Dataset records
====

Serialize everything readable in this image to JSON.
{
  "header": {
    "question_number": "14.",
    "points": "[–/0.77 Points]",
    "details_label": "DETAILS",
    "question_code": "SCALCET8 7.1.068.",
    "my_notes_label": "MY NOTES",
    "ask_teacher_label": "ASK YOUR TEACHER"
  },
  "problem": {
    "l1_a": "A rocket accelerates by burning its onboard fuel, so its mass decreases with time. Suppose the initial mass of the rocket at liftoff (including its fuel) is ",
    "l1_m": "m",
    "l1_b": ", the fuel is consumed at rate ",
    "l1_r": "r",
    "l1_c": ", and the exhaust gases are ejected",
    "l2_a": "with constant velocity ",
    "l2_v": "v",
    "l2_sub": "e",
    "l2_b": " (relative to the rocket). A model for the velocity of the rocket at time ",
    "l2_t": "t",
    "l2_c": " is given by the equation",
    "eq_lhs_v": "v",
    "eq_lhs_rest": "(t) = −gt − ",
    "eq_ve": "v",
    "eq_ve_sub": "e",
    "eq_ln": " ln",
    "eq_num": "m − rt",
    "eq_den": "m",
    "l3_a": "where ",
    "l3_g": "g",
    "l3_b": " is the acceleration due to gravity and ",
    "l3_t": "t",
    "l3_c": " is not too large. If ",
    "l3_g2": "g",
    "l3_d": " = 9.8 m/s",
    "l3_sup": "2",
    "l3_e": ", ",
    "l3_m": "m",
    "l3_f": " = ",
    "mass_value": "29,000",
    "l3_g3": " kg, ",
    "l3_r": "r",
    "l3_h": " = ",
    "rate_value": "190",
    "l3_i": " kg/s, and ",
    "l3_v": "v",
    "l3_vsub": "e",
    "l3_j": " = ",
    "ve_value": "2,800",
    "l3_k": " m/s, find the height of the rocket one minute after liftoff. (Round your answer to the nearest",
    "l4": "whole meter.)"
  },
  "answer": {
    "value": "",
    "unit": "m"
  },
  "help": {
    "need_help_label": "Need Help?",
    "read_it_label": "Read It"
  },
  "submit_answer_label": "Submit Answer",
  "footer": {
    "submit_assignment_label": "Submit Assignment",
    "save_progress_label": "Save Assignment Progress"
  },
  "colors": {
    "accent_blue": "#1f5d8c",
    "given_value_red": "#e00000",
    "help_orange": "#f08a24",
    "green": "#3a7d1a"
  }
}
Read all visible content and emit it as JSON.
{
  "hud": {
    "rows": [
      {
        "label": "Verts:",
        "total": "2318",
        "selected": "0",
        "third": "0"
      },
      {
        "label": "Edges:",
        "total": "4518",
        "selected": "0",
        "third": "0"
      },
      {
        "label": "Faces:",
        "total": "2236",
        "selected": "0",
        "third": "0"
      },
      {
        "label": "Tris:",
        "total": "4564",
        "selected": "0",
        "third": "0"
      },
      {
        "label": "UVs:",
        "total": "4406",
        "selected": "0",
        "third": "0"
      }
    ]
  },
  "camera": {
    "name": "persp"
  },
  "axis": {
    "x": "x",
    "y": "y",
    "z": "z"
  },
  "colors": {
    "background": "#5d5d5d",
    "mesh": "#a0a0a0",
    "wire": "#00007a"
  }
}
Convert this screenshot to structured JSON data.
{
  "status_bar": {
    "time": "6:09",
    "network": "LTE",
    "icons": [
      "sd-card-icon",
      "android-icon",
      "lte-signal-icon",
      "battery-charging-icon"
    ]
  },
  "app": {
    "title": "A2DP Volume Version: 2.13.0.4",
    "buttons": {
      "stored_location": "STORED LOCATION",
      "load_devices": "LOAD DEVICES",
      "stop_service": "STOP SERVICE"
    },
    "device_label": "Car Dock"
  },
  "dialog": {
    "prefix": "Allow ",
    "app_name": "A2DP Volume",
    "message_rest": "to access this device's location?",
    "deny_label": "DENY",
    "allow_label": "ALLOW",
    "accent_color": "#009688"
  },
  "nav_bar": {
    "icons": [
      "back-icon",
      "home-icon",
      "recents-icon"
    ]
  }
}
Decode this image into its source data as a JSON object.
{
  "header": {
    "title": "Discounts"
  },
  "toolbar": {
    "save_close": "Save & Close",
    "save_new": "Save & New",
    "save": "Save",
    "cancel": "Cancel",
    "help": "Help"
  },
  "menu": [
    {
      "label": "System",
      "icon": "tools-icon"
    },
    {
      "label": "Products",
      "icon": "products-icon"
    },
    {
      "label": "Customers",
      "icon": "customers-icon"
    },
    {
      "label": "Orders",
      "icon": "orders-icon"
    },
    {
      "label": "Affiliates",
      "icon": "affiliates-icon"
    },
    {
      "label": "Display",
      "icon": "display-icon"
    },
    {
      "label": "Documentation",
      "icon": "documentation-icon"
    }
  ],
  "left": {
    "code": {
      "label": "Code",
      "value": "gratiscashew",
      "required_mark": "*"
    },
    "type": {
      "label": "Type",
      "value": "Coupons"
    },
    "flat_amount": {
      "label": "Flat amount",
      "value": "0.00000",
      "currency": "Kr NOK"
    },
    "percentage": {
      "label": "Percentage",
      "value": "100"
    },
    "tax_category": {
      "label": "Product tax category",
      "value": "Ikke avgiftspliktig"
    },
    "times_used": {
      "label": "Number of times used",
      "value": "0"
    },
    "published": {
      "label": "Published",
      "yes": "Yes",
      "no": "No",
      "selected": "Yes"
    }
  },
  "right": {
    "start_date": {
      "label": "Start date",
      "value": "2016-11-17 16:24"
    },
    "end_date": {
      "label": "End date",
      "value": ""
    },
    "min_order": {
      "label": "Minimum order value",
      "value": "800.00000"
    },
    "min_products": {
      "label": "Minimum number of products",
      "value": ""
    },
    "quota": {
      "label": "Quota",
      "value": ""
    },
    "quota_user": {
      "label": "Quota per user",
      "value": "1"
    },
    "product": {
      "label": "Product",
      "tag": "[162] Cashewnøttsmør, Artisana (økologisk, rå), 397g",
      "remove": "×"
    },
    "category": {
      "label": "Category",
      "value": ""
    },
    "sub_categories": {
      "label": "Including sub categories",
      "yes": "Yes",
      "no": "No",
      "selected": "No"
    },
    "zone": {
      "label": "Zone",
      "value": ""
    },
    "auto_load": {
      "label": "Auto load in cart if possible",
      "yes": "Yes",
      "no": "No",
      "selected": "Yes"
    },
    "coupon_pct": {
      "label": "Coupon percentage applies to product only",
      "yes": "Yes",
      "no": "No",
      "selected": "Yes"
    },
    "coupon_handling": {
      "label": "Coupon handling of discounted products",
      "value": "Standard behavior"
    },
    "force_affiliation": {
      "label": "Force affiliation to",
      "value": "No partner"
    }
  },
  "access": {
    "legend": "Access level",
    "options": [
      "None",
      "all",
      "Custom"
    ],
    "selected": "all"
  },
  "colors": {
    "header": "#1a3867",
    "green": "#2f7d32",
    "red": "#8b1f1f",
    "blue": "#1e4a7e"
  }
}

====

» WORK REQUIRED
Take every line that includes the string "with" and copy it.

» ANSWER TO THIS PROBLEM
    "l1_a": "A rocket accelerates by burning its onboard fuel, so its mass decreases with time. Suppose the initial mass of the rocket at liftoff (including its fuel) is ",
    "l2_a": "with constant velocity ",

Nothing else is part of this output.